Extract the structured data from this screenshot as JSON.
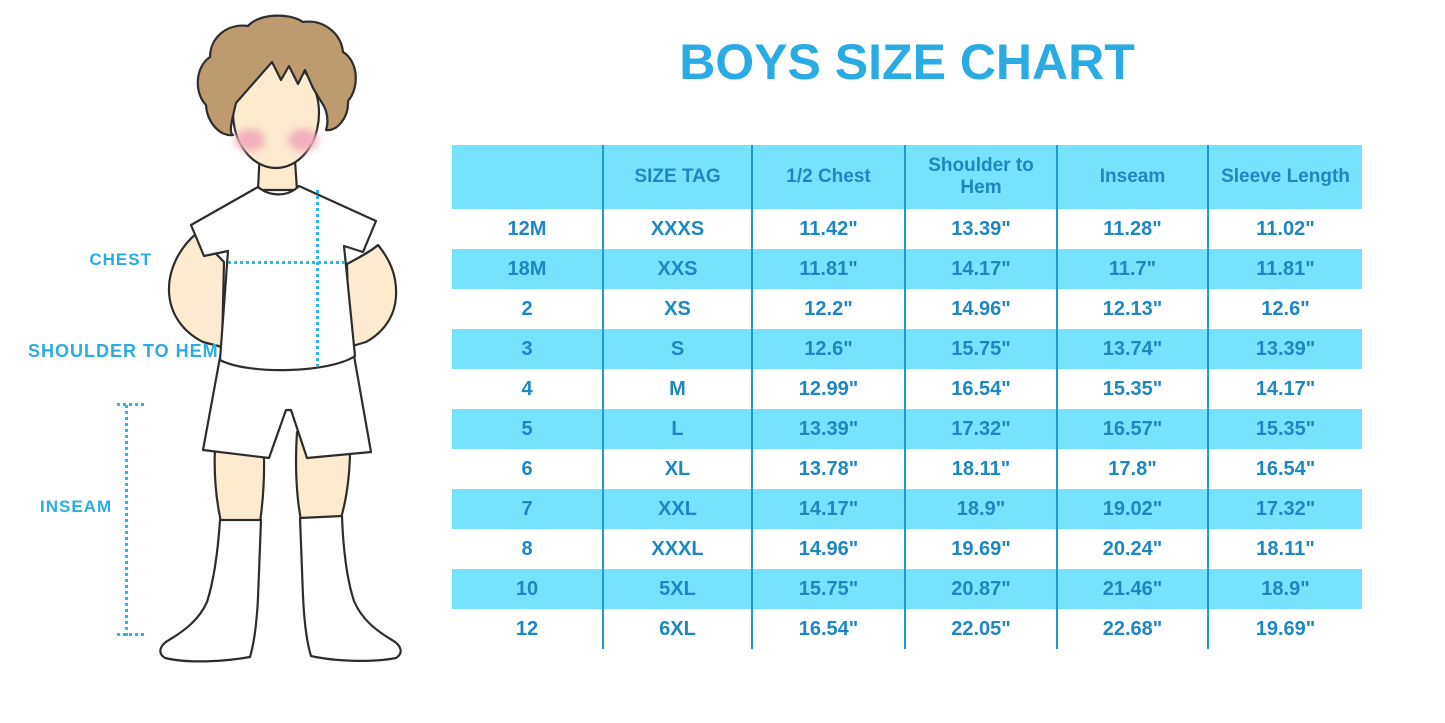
{
  "title": "BOYS SIZE CHART",
  "figure": {
    "description": "boy-measurement-illustration",
    "labels": {
      "chest": "CHEST",
      "shoulder_to_hem": "SHOULDER TO HEM",
      "inseam": "INSEAM"
    }
  },
  "table": {
    "headers": [
      "",
      "SIZE TAG",
      "1/2 Chest",
      "Shoulder to Hem",
      "Inseam",
      "Sleeve Length"
    ],
    "rows": [
      [
        "12M",
        "XXXS",
        "11.42\"",
        "13.39\"",
        "11.28\"",
        "11.02\""
      ],
      [
        "18M",
        "XXS",
        "11.81\"",
        "14.17\"",
        "11.7\"",
        "11.81\""
      ],
      [
        "2",
        "XS",
        "12.2\"",
        "14.96\"",
        "12.13\"",
        "12.6\""
      ],
      [
        "3",
        "S",
        "12.6\"",
        "15.75\"",
        "13.74\"",
        "13.39\""
      ],
      [
        "4",
        "M",
        "12.99\"",
        "16.54\"",
        "15.35\"",
        "14.17\""
      ],
      [
        "5",
        "L",
        "13.39\"",
        "17.32\"",
        "16.57\"",
        "15.35\""
      ],
      [
        "6",
        "XL",
        "13.78\"",
        "18.11\"",
        "17.8\"",
        "16.54\""
      ],
      [
        "7",
        "XXL",
        "14.17\"",
        "18.9\"",
        "19.02\"",
        "17.32\""
      ],
      [
        "8",
        "XXXL",
        "14.96\"",
        "19.69\"",
        "20.24\"",
        "18.11\""
      ],
      [
        "10",
        "5XL",
        "15.75\"",
        "20.87\"",
        "21.46\"",
        "18.9\""
      ],
      [
        "12",
        "6XL",
        "16.54\"",
        "22.05\"",
        "22.68\"",
        "19.69\""
      ]
    ]
  },
  "colors": {
    "title_blue": "#2aabe3",
    "table_text_blue": "#1d87c2",
    "row_cyan": "#74e3fb",
    "grid_line": "#1d9ad2",
    "dotted_line": "#2bb5ea",
    "hair_brown": "#bd9b6e",
    "skin": "#fcebcf",
    "blush_pink": "#f3aebd"
  }
}
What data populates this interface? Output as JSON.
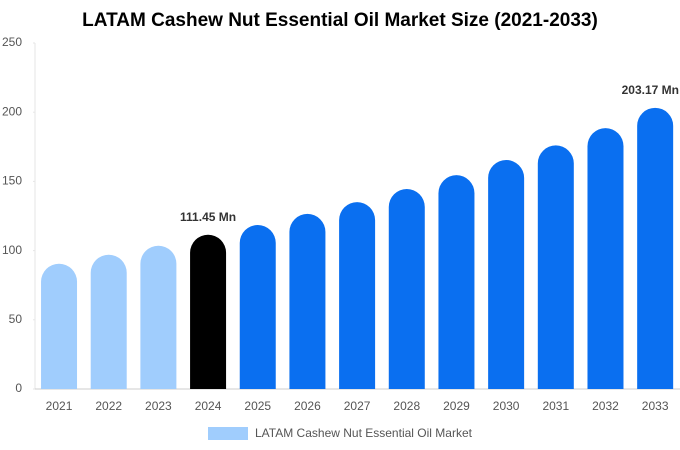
{
  "chart_data": {
    "type": "bar",
    "title": "LATAM Cashew Nut Essential Oil Market Size (2021-2033)",
    "categories": [
      "2021",
      "2022",
      "2023",
      "2024",
      "2025",
      "2026",
      "2027",
      "2028",
      "2029",
      "2030",
      "2031",
      "2032",
      "2033"
    ],
    "series": [
      {
        "name": "LATAM Cashew Nut Essential Oil Market",
        "color": "#a0cdfd",
        "values": [
          90.5,
          97,
          103.5,
          111.45,
          118.5,
          126.5,
          135,
          144.5,
          154.5,
          165.5,
          176,
          188.5,
          203.17
        ],
        "value_labels": [
          null,
          null,
          null,
          "111.45 Mn",
          null,
          null,
          null,
          null,
          null,
          null,
          null,
          null,
          "203.17 Mn"
        ],
        "colors": [
          "#a0cdfd",
          "#a0cdfd",
          "#a0cdfd",
          "#000000",
          "#0a6ff0",
          "#0a6ff0",
          "#0a6ff0",
          "#0a6ff0",
          "#0a6ff0",
          "#0a6ff0",
          "#0a6ff0",
          "#0a6ff0",
          "#0a6ff0"
        ]
      }
    ],
    "ylim": [
      0,
      250
    ],
    "yticks": [
      0,
      50,
      100,
      150,
      200,
      250
    ],
    "grid": false
  }
}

PROBLEM DESCRIPTION: Search the listing for the word "this" and return each line that holds it.

ANSWER TO THE TASK:
Extract the structured data from this screenshot as JSON.
What data populates this interface? Output as JSON.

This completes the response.